Chart and figure data
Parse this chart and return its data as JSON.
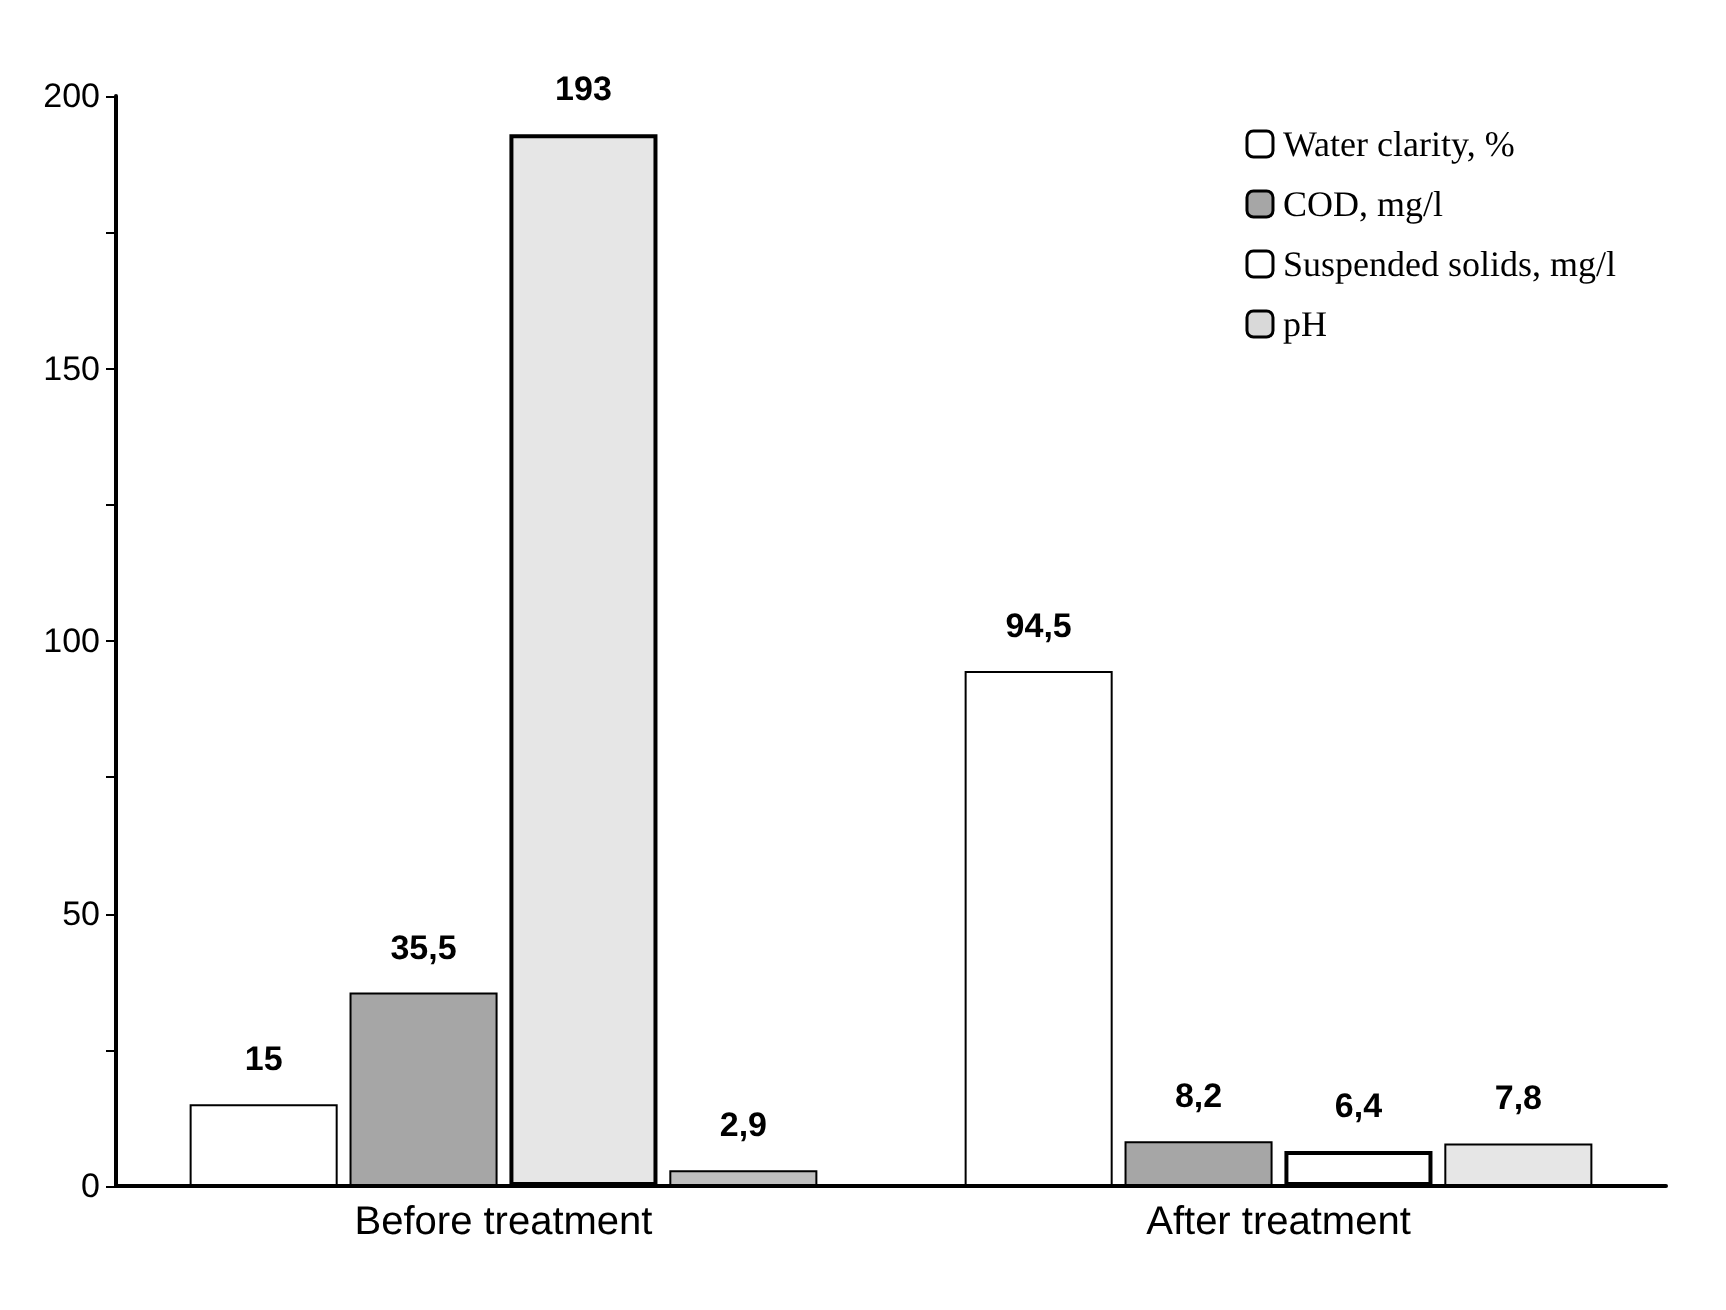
{
  "chart_data": {
    "type": "bar",
    "categories": [
      "Before treatment",
      "After treatment"
    ],
    "series": [
      {
        "name": "Water clarity, %",
        "color": "#ffffff",
        "values": [
          15,
          94.5
        ],
        "value_labels": [
          "15",
          "94,5"
        ]
      },
      {
        "name": "COD, mg/l",
        "color": "#a6a6a6",
        "values": [
          35.5,
          8.2
        ],
        "value_labels": [
          "35,5",
          "8,2"
        ]
      },
      {
        "name": "Suspended solids, mg/l",
        "color": "#ffffff",
        "colors": [
          "#e6e6e6",
          "#ffffff"
        ],
        "values": [
          193,
          6.4
        ],
        "value_labels": [
          "193",
          "6,4"
        ]
      },
      {
        "name": "pH",
        "color": "#d9d9d9",
        "colors": [
          "#bfbfbf",
          "#e6e6e6"
        ],
        "values": [
          2.9,
          7.8
        ],
        "value_labels": [
          "2,9",
          "7,8"
        ]
      }
    ],
    "ylim": [
      0,
      200
    ],
    "yticks": [
      0,
      {
        "value": 25,
        "label": null
      },
      50,
      {
        "value": 75,
        "label": null
      },
      100,
      {
        "value": 125,
        "label": null
      },
      150,
      {
        "value": 175,
        "label": null
      },
      200
    ],
    "legend": "top right",
    "grid": false
  }
}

The task
Determine the number of lines in the listing that contain the string "name". Write that number and nothing else.

Correct response
4